> [Problem requirements]: Check each line of the records below for the string "color", then state how many lines contain it, with no other output.

━━ Data provided

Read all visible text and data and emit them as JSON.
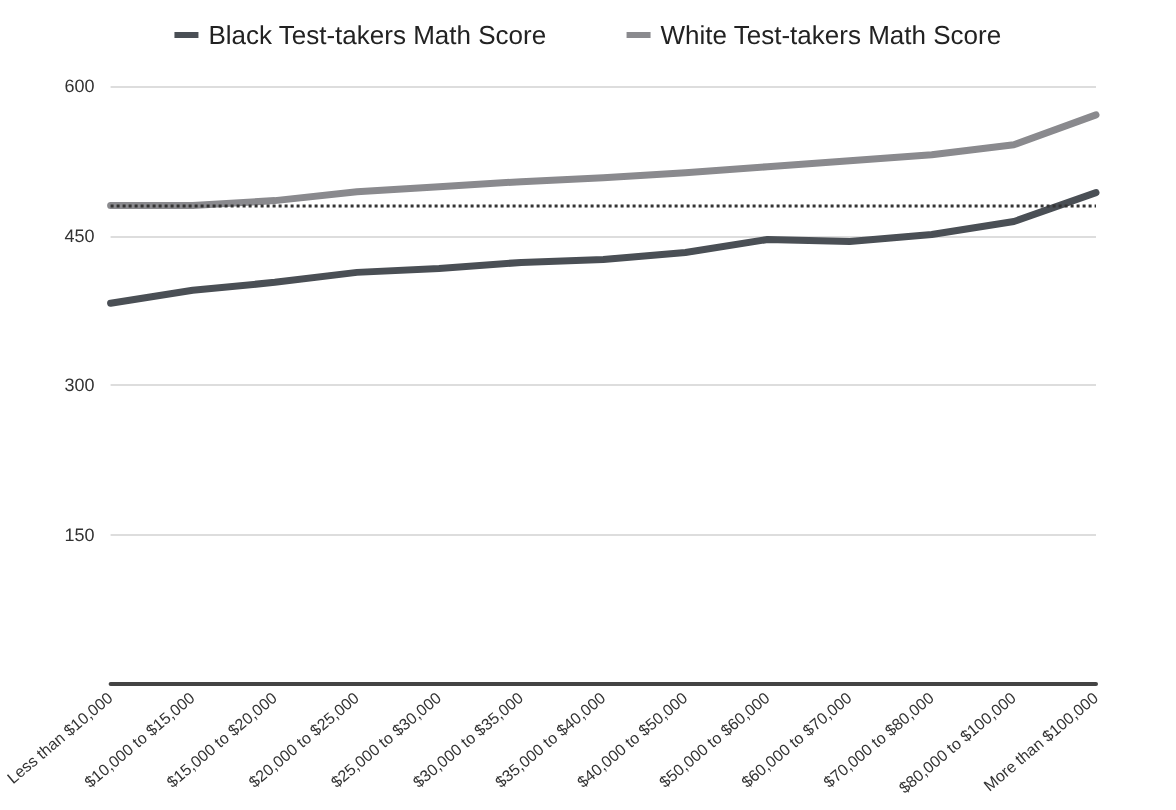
{
  "chart_data": {
    "type": "line",
    "categories": [
      "Less than $10,000",
      "$10,000 to $15,000",
      "$15,000 to $20,000",
      "$20,000 to $25,000",
      "$25,000 to $30,000",
      "$30,000 to $35,000",
      "$35,000 to $40,000",
      "$40,000 to $50,000",
      "$50,000 to $60,000",
      "$60,000 to $70,000",
      "$70,000 to $80,000",
      "$80,000 to $100,000",
      "More than $100,000"
    ],
    "series": [
      {
        "name": "Black Test-takers Math Score",
        "color": "#4a4f55",
        "values": [
          382,
          395,
          403,
          413,
          417,
          423,
          426,
          433,
          446,
          444,
          451,
          464,
          493
        ]
      },
      {
        "name": "White Test-takers Math Score",
        "color": "#8a8a8e",
        "values": [
          480,
          480,
          485,
          494,
          499,
          504,
          508,
          513,
          519,
          525,
          531,
          541,
          571
        ]
      }
    ],
    "ylim": [
      0,
      600
    ],
    "yticks": [
      150,
      300,
      450,
      600
    ],
    "ref_lines": [
      {
        "axis": "y",
        "value": 480,
        "color": "#333333",
        "line_style": "dotted"
      }
    ],
    "grid": "y",
    "legend": "top",
    "marker": "none",
    "line_style": "solid"
  }
}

━━━━

> [Solved problem]: 3